▶ _INFORMATION SHOWN_:
******

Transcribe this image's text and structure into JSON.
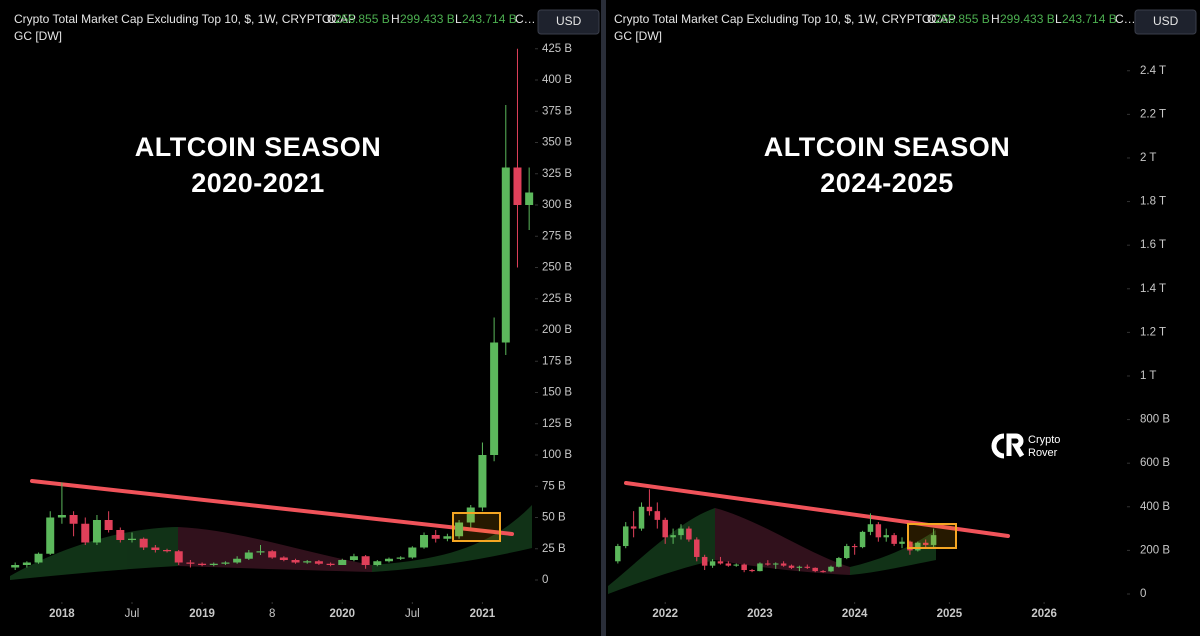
{
  "header": {
    "title": "Crypto Total Market Cap Excluding Top 10, $, 1W, CRYPTOCAP",
    "open_label": "O",
    "open": "256.855 B",
    "high_label": "H",
    "high": "299.433 B",
    "low_label": "L",
    "low": "243.714 B",
    "close_label": "C…",
    "indicator": "GC [DW]",
    "currency": "USD"
  },
  "watermark": {
    "line1": "Crypto",
    "line2": "Rover"
  },
  "chart_data": [
    {
      "type": "candlestick",
      "annotation": [
        "ALTCOIN SEASON",
        "2020-2021"
      ],
      "up_color": "#5cb85c",
      "down_color": "#e0405a",
      "xlim": [
        -1.3,
        44.5
      ],
      "xticks": [
        {
          "value": 4,
          "label": "2018"
        },
        {
          "value": 10,
          "label": "Jul"
        },
        {
          "value": 16,
          "label": "2019"
        },
        {
          "value": 22,
          "label": "8"
        },
        {
          "value": 28,
          "label": "2020"
        },
        {
          "value": 34,
          "label": "Jul"
        },
        {
          "value": 40,
          "label": "2021"
        }
      ],
      "ylim": [
        0,
        436
      ],
      "yticks": [
        0,
        {
          "value": 25,
          "label": "25 B"
        },
        {
          "value": 50,
          "label": "50 B"
        },
        {
          "value": 75,
          "label": "75 B"
        },
        {
          "value": 100,
          "label": "100 B"
        },
        {
          "value": 125,
          "label": "125 B"
        },
        {
          "value": 150,
          "label": "150 B"
        },
        {
          "value": 175,
          "label": "175 B"
        },
        {
          "value": 200,
          "label": "200 B"
        },
        {
          "value": 225,
          "label": "225 B"
        },
        {
          "value": 250,
          "label": "250 B"
        },
        {
          "value": 275,
          "label": "275 B"
        },
        {
          "value": 300,
          "label": "300 B"
        },
        {
          "value": 325,
          "label": "325 B"
        },
        {
          "value": 350,
          "label": "350 B"
        },
        {
          "value": 375,
          "label": "375 B"
        },
        {
          "value": 400,
          "label": "400 B"
        },
        {
          "value": 425,
          "label": "425 B"
        }
      ],
      "open": [
        10,
        12,
        14,
        21,
        50,
        52,
        45,
        30,
        48,
        40,
        32,
        33,
        26,
        24,
        23,
        14,
        13,
        12,
        13,
        14,
        17,
        22,
        23,
        18,
        16,
        14,
        15,
        13,
        12,
        16,
        19,
        12,
        15,
        17,
        18,
        26,
        36,
        33,
        35,
        46,
        58,
        100,
        190,
        330,
        300
      ],
      "high": [
        14,
        15,
        22,
        55,
        78,
        55,
        50,
        52,
        55,
        42,
        38,
        34,
        28,
        25,
        24,
        16,
        14,
        14,
        15,
        19,
        24,
        28,
        24,
        19,
        17,
        16,
        16,
        14,
        17,
        21,
        20,
        16,
        18,
        19,
        27,
        38,
        40,
        37,
        48,
        60,
        110,
        210,
        380,
        425,
        330
      ],
      "low": [
        8,
        10,
        13,
        20,
        45,
        35,
        28,
        28,
        38,
        30,
        30,
        24,
        22,
        22,
        12,
        10,
        11,
        11,
        12,
        13,
        16,
        20,
        17,
        15,
        13,
        13,
        12,
        11,
        12,
        15,
        9,
        11,
        14,
        16,
        17,
        25,
        30,
        31,
        33,
        42,
        55,
        95,
        180,
        250,
        280
      ],
      "close": [
        12,
        14,
        21,
        50,
        52,
        45,
        30,
        48,
        40,
        32,
        33,
        26,
        24,
        23,
        14,
        13,
        12,
        13,
        14,
        17,
        22,
        23,
        18,
        16,
        14,
        15,
        13,
        12,
        16,
        19,
        12,
        15,
        17,
        18,
        26,
        36,
        33,
        35,
        46,
        58,
        100,
        190,
        330,
        300,
        310
      ]
    },
    {
      "type": "candlestick",
      "annotation": [
        "ALTCOIN SEASON",
        "2024-2025"
      ],
      "up_color": "#5cb85c",
      "down_color": "#e0405a",
      "xlim": [
        -1.5,
        64.5
      ],
      "xticks": [
        {
          "value": 6,
          "label": "2022"
        },
        {
          "value": 18,
          "label": "2023"
        },
        {
          "value": 30,
          "label": "2024"
        },
        {
          "value": 42,
          "label": "2025"
        },
        {
          "value": 54,
          "label": "2026"
        }
      ],
      "ylim": [
        0,
        2564
      ],
      "yticks": [
        0,
        {
          "value": 200,
          "label": "200 B"
        },
        {
          "value": 400,
          "label": "400 B"
        },
        {
          "value": 600,
          "label": "600 B"
        },
        {
          "value": 800,
          "label": "800 B"
        },
        {
          "value": 1000,
          "label": "1 T"
        },
        {
          "value": 1200,
          "label": "1.2 T"
        },
        {
          "value": 1400,
          "label": "1.4 T"
        },
        {
          "value": 1600,
          "label": "1.6 T"
        },
        {
          "value": 1800,
          "label": "1.8 T"
        },
        {
          "value": 2000,
          "label": "2 T"
        },
        {
          "value": 2200,
          "label": "2.2 T"
        },
        {
          "value": 2400,
          "label": "2.4 T"
        }
      ],
      "open": [
        150,
        220,
        310,
        300,
        400,
        380,
        340,
        260,
        270,
        300,
        250,
        170,
        130,
        150,
        140,
        130,
        135,
        110,
        105,
        140,
        135,
        140,
        130,
        120,
        125,
        120,
        105,
        104,
        125,
        165,
        220,
        215,
        285,
        320,
        260,
        270,
        230,
        240,
        200,
        235,
        225
      ],
      "high": [
        230,
        330,
        380,
        420,
        480,
        420,
        350,
        300,
        320,
        310,
        260,
        180,
        160,
        170,
        150,
        140,
        140,
        115,
        145,
        155,
        145,
        150,
        135,
        130,
        135,
        122,
        110,
        130,
        170,
        230,
        230,
        290,
        370,
        330,
        300,
        280,
        260,
        245,
        240,
        250,
        300
      ],
      "low": [
        140,
        210,
        260,
        290,
        360,
        300,
        230,
        230,
        250,
        240,
        150,
        110,
        120,
        135,
        125,
        125,
        100,
        100,
        104,
        130,
        115,
        125,
        115,
        105,
        115,
        100,
        98,
        100,
        122,
        160,
        180,
        210,
        270,
        240,
        240,
        220,
        210,
        180,
        195,
        215,
        215
      ],
      "close": [
        220,
        310,
        300,
        400,
        380,
        340,
        260,
        270,
        300,
        250,
        170,
        130,
        150,
        140,
        130,
        135,
        110,
        105,
        140,
        135,
        140,
        130,
        120,
        125,
        120,
        105,
        104,
        125,
        165,
        220,
        215,
        285,
        320,
        260,
        270,
        230,
        240,
        200,
        235,
        225,
        270
      ]
    }
  ]
}
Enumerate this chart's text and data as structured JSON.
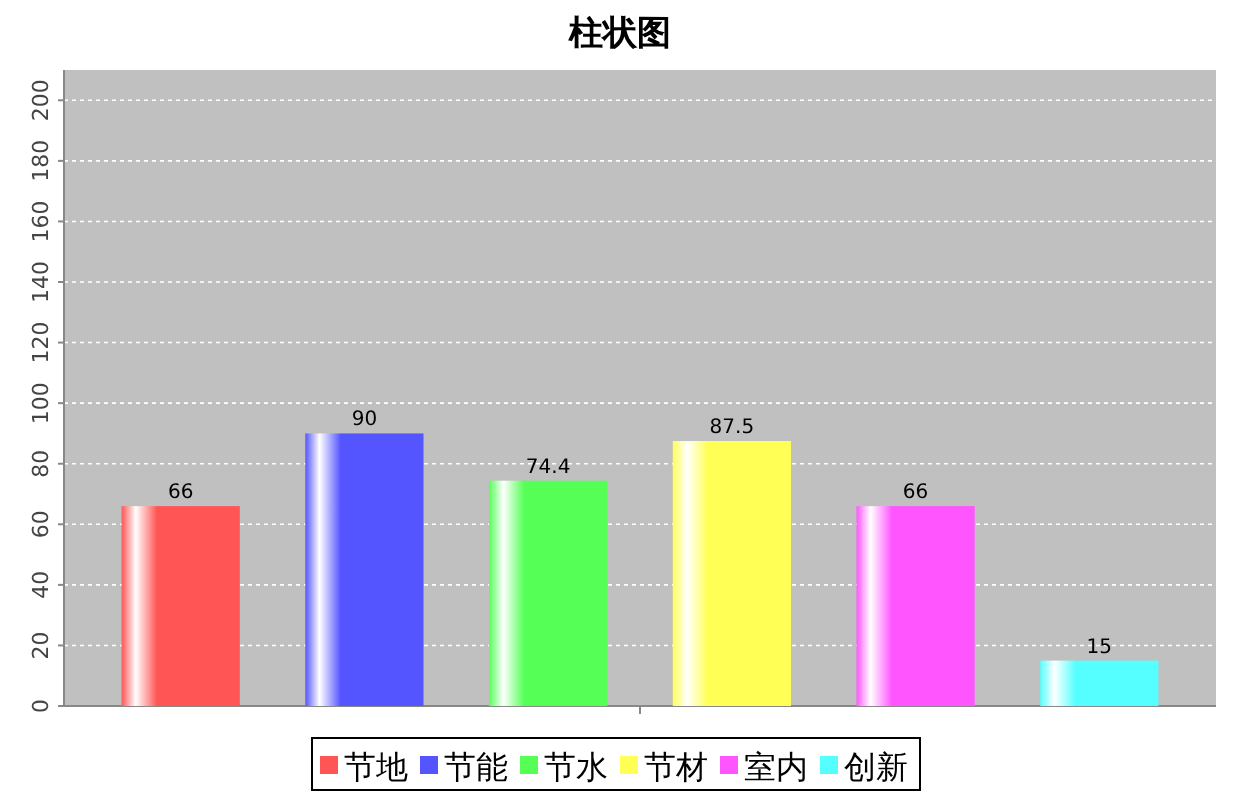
{
  "chart_data": {
    "type": "bar",
    "title": "柱状图",
    "categories": [
      null
    ],
    "series": [
      {
        "name": "节地",
        "color": "#ff5555",
        "values": [
          66
        ]
      },
      {
        "name": "节能",
        "color": "#5555ff",
        "values": [
          90
        ]
      },
      {
        "name": "节水",
        "color": "#55ff55",
        "values": [
          74.4
        ]
      },
      {
        "name": "节材",
        "color": "#ffff55",
        "values": [
          87.5
        ]
      },
      {
        "name": "室内",
        "color": "#ff55ff",
        "values": [
          66
        ]
      },
      {
        "name": "创新",
        "color": "#55ffff",
        "values": [
          15
        ]
      }
    ],
    "ylim": [
      0,
      210
    ],
    "yticks": [
      0,
      20,
      40,
      60,
      80,
      100,
      120,
      140,
      160,
      180,
      200
    ],
    "grid": "y",
    "legend": "bottom",
    "data_labels": true
  }
}
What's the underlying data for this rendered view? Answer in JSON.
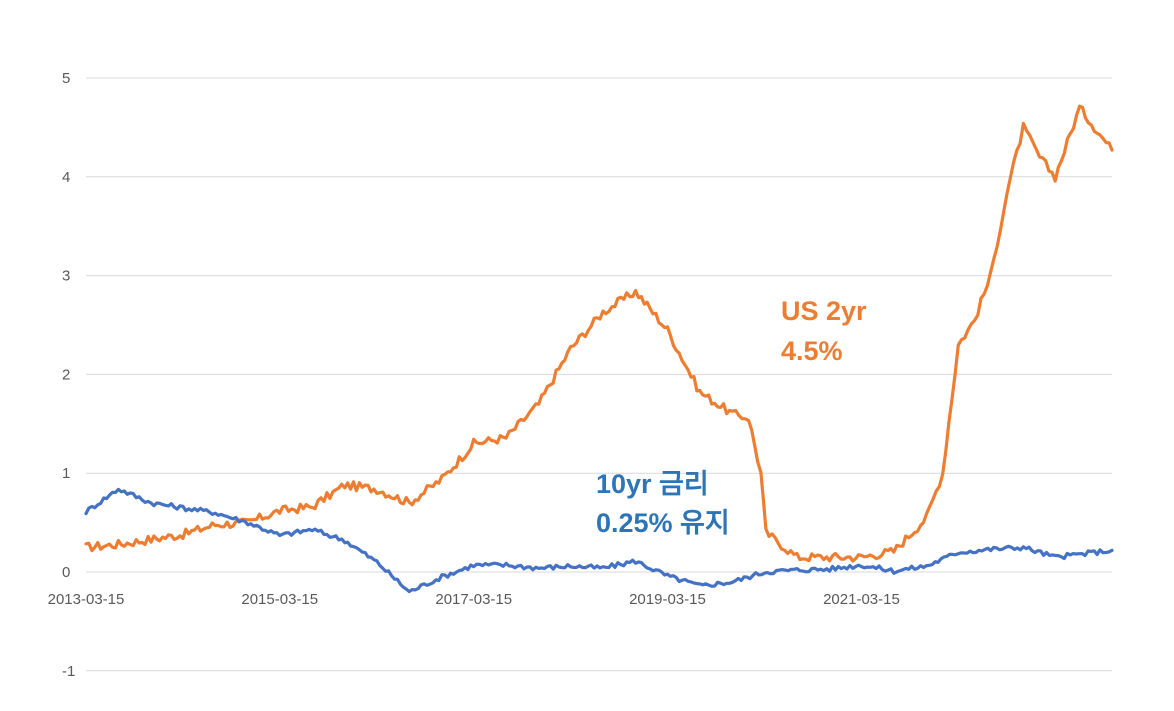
{
  "chart_data": {
    "type": "line",
    "title": "",
    "xlabel": "",
    "ylabel": "",
    "x_range": [
      "2013-03-15",
      "2023-10-15"
    ],
    "ylim": [
      -1,
      5
    ],
    "y_ticks": [
      "5",
      "4",
      "3",
      "2",
      "1",
      "0",
      "-1"
    ],
    "x_ticks": [
      "2013-03-15",
      "2015-03-15",
      "2017-03-15",
      "2019-03-15",
      "2021-03-15"
    ],
    "grid": "horizontal",
    "legend": "none",
    "annotations": [
      {
        "lines": [
          "US  2yr",
          "4.5%"
        ],
        "color": "#ED7D31"
      },
      {
        "lines": [
          "10yr 금리",
          "0.25% 유지"
        ],
        "color": "#2E75B6"
      }
    ],
    "series": [
      {
        "color": "#ED7D31",
        "points": [
          [
            "2013-03-15",
            0.25
          ],
          [
            "2013-07-15",
            0.28
          ],
          [
            "2013-11-15",
            0.33
          ],
          [
            "2014-03-15",
            0.38
          ],
          [
            "2014-07-15",
            0.48
          ],
          [
            "2014-11-15",
            0.5
          ],
          [
            "2015-03-15",
            0.62
          ],
          [
            "2015-07-15",
            0.66
          ],
          [
            "2015-11-15",
            0.88
          ],
          [
            "2016-03-15",
            0.84
          ],
          [
            "2016-07-15",
            0.7
          ],
          [
            "2016-11-15",
            0.94
          ],
          [
            "2017-03-15",
            1.3
          ],
          [
            "2017-07-15",
            1.36
          ],
          [
            "2017-11-15",
            1.7
          ],
          [
            "2018-03-15",
            2.26
          ],
          [
            "2018-07-15",
            2.63
          ],
          [
            "2018-11-15",
            2.84
          ],
          [
            "2019-03-15",
            2.45
          ],
          [
            "2019-07-15",
            1.82
          ],
          [
            "2019-11-15",
            1.6
          ],
          [
            "2020-01-15",
            1.56
          ],
          [
            "2020-03-01",
            1.0
          ],
          [
            "2020-03-20",
            0.4
          ],
          [
            "2020-07-15",
            0.15
          ],
          [
            "2020-11-15",
            0.15
          ],
          [
            "2021-03-15",
            0.15
          ],
          [
            "2021-07-15",
            0.21
          ],
          [
            "2021-11-15",
            0.55
          ],
          [
            "2022-01-15",
            1.0
          ],
          [
            "2022-03-15",
            2.3
          ],
          [
            "2022-05-15",
            2.55
          ],
          [
            "2022-07-15",
            3.0
          ],
          [
            "2022-09-15",
            3.85
          ],
          [
            "2022-11-15",
            4.5
          ],
          [
            "2023-01-15",
            4.2
          ],
          [
            "2023-03-15",
            4.0
          ],
          [
            "2023-06-15",
            4.7
          ],
          [
            "2023-10-15",
            4.27
          ]
        ]
      },
      {
        "color": "#4472C4",
        "points": [
          [
            "2013-03-15",
            0.61
          ],
          [
            "2013-07-15",
            0.84
          ],
          [
            "2013-11-15",
            0.7
          ],
          [
            "2014-03-15",
            0.65
          ],
          [
            "2014-07-15",
            0.6
          ],
          [
            "2014-11-15",
            0.5
          ],
          [
            "2015-03-15",
            0.37
          ],
          [
            "2015-07-15",
            0.43
          ],
          [
            "2015-11-15",
            0.32
          ],
          [
            "2016-03-15",
            0.1
          ],
          [
            "2016-07-15",
            -0.2
          ],
          [
            "2016-11-15",
            -0.05
          ],
          [
            "2017-03-15",
            0.07
          ],
          [
            "2017-07-15",
            0.07
          ],
          [
            "2017-11-15",
            0.04
          ],
          [
            "2018-03-15",
            0.06
          ],
          [
            "2018-07-15",
            0.04
          ],
          [
            "2018-11-15",
            0.11
          ],
          [
            "2019-03-15",
            -0.04
          ],
          [
            "2019-07-15",
            -0.14
          ],
          [
            "2019-11-15",
            -0.1
          ],
          [
            "2020-03-15",
            0.0
          ],
          [
            "2020-07-15",
            0.02
          ],
          [
            "2020-11-15",
            0.03
          ],
          [
            "2021-03-15",
            0.07
          ],
          [
            "2021-07-15",
            0.01
          ],
          [
            "2021-11-15",
            0.06
          ],
          [
            "2022-03-15",
            0.2
          ],
          [
            "2022-07-15",
            0.23
          ],
          [
            "2022-11-15",
            0.25
          ],
          [
            "2023-03-15",
            0.15
          ],
          [
            "2023-10-15",
            0.22
          ]
        ]
      }
    ]
  }
}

******

▶ _WRITTEN REQUEST_:
In the records shown above, how many lines include the word "Crypto"? Answer with the number only.

▶ _WORKED SOLUTION_:
2